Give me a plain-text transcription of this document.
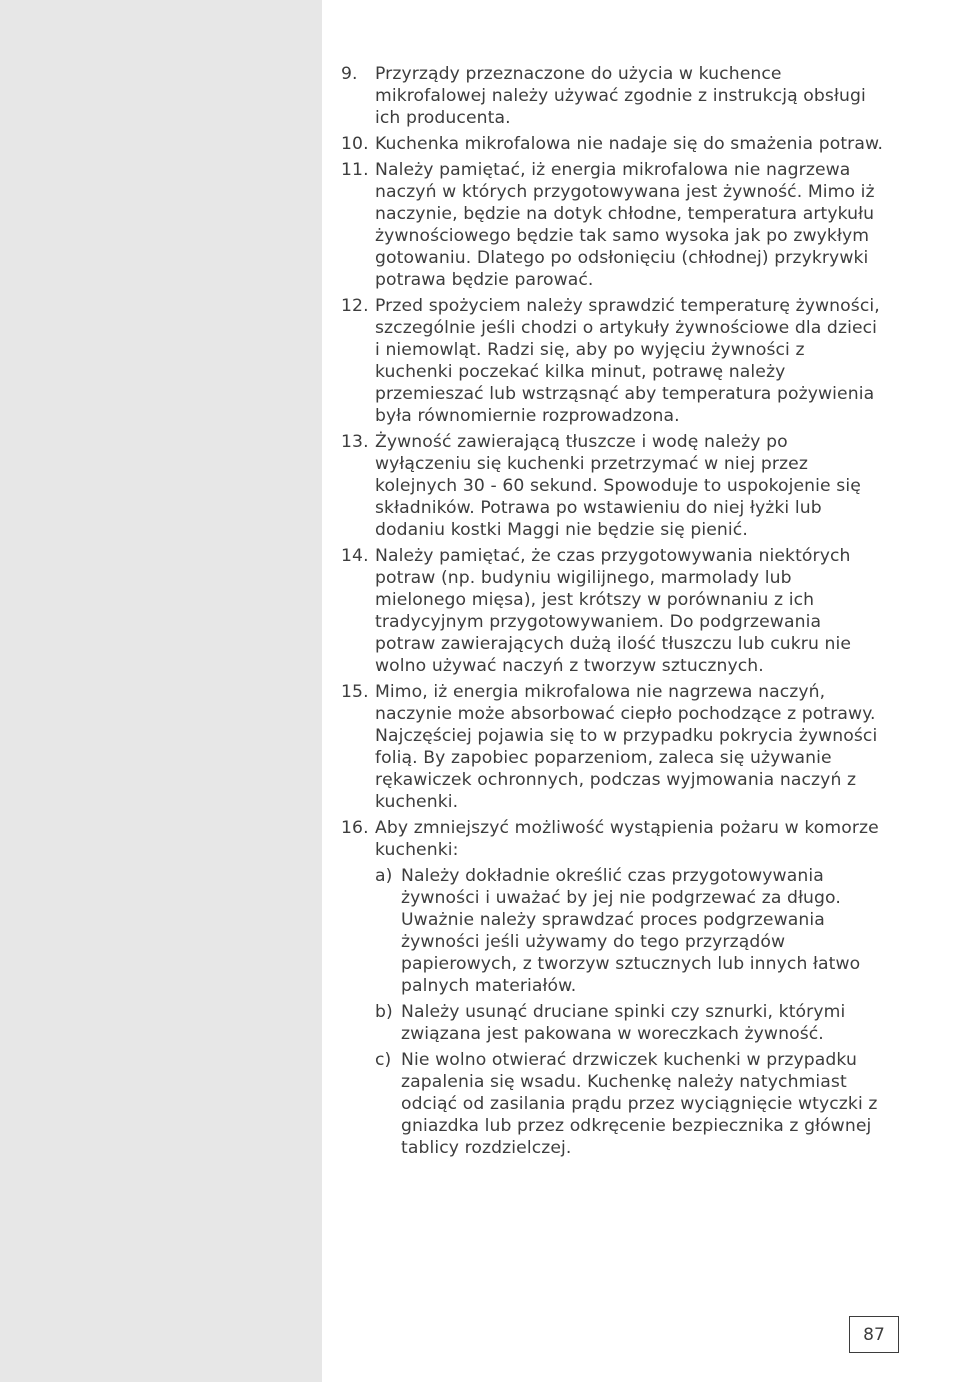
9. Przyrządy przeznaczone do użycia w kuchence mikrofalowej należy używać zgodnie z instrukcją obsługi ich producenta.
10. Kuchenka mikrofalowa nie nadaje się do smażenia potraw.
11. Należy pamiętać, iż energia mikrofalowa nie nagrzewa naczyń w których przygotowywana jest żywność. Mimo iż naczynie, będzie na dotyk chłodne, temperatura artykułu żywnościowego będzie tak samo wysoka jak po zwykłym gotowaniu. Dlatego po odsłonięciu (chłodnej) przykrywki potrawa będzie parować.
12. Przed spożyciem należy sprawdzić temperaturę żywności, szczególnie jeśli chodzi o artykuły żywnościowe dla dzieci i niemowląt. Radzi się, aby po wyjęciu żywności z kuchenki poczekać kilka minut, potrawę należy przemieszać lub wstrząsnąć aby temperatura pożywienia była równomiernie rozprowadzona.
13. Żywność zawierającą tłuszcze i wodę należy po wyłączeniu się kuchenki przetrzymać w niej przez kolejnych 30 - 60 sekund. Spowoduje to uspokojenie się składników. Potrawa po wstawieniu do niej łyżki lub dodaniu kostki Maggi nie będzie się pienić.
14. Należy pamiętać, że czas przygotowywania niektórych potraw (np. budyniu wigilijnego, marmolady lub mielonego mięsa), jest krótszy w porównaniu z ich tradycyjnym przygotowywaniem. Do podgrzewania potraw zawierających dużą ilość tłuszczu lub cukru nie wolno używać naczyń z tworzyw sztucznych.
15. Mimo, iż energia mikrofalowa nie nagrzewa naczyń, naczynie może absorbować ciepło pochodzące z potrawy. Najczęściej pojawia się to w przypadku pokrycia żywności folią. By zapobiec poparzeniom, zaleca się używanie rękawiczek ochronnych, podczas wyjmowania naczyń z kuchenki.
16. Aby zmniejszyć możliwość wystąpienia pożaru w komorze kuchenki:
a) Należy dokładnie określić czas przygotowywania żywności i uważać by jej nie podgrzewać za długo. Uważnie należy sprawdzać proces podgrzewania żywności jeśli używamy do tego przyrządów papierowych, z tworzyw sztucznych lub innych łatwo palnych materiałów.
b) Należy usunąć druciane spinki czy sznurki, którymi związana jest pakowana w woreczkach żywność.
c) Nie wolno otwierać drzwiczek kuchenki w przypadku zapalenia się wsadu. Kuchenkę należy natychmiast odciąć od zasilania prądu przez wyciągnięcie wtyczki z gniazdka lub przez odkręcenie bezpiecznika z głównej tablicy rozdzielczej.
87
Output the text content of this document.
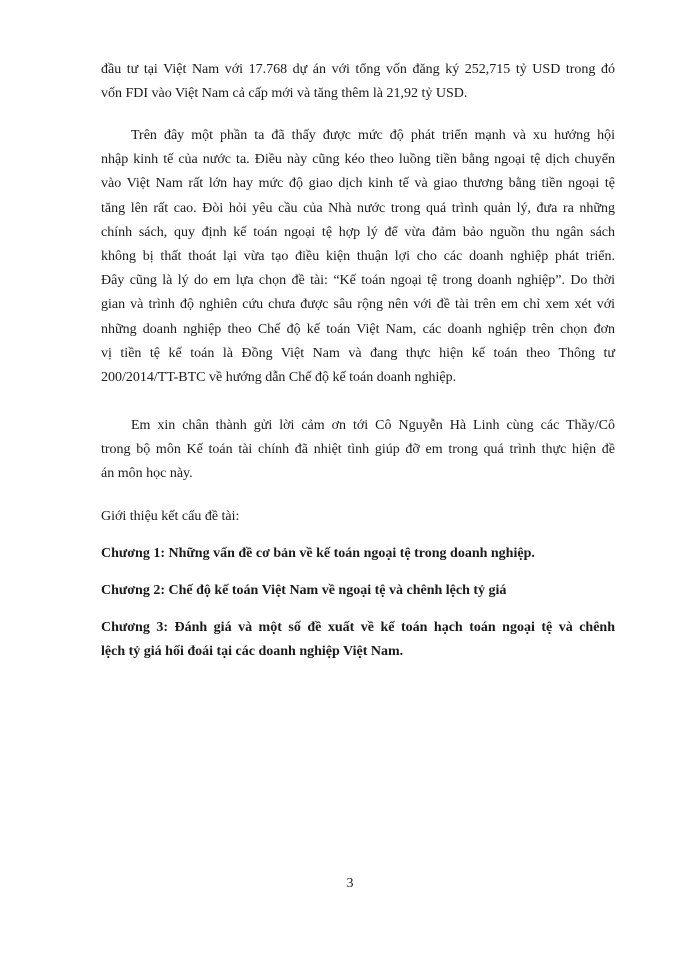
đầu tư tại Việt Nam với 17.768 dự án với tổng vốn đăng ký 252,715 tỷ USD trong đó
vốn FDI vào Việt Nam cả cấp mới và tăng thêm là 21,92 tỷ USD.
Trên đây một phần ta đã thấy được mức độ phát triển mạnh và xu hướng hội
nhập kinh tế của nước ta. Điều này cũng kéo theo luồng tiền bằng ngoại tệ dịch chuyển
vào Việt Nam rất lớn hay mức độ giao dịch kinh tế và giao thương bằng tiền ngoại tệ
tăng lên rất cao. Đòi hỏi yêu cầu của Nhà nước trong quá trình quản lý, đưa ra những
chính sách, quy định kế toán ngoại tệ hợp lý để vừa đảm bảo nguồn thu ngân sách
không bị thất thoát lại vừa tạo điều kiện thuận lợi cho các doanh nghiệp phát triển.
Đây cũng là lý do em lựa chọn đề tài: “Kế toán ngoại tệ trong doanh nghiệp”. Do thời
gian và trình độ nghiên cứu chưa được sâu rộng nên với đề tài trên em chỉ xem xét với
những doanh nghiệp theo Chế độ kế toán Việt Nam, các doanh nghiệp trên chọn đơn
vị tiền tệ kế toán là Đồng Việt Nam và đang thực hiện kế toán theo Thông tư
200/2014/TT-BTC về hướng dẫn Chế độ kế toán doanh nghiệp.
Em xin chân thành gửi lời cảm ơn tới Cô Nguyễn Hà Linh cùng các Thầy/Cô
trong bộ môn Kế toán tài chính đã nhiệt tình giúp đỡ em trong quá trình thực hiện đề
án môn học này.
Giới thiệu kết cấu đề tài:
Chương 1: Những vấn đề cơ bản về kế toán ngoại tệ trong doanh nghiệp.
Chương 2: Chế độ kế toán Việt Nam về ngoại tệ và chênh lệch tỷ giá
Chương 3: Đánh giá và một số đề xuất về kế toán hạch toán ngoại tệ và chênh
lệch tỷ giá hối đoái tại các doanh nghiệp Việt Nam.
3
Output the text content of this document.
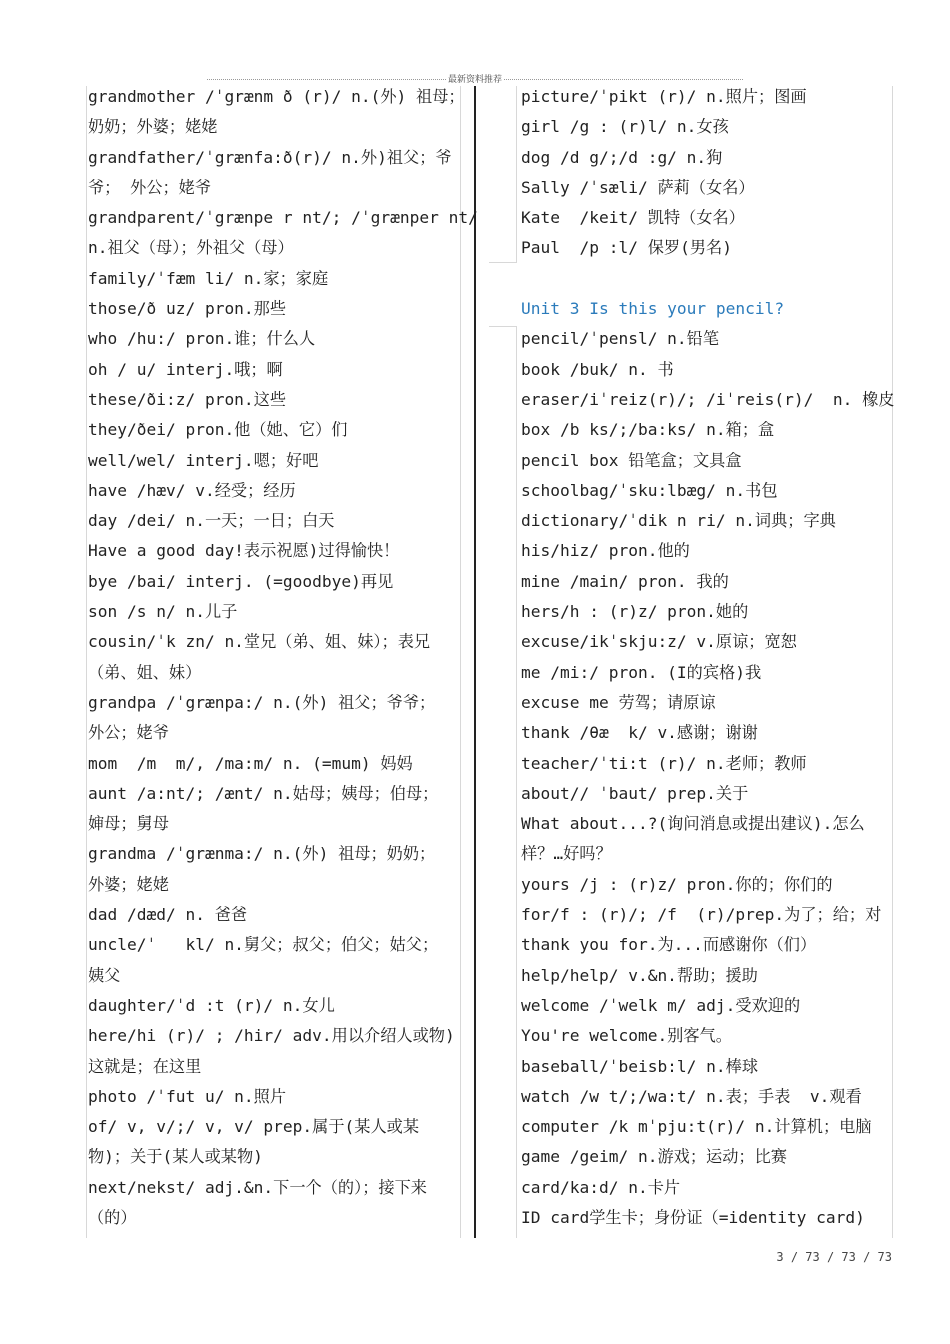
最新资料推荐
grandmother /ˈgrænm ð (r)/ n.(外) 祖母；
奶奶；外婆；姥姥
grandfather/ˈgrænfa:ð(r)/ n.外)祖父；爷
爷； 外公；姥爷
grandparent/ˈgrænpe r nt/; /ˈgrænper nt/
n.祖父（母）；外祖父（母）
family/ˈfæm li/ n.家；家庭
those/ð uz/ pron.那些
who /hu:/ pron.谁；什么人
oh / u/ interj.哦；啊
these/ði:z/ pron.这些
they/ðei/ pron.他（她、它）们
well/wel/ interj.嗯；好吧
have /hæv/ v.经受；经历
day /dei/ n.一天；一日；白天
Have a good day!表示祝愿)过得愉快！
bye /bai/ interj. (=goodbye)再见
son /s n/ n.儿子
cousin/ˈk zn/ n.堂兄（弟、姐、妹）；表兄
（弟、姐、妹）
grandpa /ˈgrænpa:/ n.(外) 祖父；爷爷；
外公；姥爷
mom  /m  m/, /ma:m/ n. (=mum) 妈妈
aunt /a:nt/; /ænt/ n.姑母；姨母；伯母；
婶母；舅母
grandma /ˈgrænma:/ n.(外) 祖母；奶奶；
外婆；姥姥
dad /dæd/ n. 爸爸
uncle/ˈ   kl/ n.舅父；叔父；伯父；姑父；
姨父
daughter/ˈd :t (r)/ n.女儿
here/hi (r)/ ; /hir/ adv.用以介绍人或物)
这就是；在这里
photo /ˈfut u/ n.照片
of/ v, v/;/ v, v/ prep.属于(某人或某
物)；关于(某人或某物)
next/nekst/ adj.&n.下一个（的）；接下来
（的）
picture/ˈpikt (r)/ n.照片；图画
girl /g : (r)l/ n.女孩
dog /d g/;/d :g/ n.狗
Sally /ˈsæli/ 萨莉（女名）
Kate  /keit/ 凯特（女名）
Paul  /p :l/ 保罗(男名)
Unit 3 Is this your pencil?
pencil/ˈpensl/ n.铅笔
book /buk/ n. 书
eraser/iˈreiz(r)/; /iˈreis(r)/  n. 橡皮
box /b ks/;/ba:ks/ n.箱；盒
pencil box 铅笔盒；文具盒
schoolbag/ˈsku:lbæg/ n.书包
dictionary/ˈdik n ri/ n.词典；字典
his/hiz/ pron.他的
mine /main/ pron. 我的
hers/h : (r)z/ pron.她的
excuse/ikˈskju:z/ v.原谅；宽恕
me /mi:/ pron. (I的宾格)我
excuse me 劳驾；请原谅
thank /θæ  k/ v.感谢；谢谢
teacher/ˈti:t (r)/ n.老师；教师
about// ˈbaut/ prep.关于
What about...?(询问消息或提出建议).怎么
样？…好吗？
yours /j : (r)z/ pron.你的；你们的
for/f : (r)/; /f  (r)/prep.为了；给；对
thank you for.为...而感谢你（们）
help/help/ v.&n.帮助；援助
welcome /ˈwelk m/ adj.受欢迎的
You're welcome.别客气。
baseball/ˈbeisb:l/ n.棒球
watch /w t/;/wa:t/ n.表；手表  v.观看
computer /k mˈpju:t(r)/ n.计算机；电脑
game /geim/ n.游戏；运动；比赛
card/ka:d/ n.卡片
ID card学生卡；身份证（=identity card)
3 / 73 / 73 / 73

###

== STATED EXERCISE ==
Copy out all lines that carry the word "chính".

== FULL ANSWER ==
chính sách, quy định kế toán ngoại tệ hợp lý để vừa đảm bảo nguồn thu ngân sách
trong bộ môn Kế toán tài chính đã nhiệt tình giúp đỡ em trong quá trình thực hiện đề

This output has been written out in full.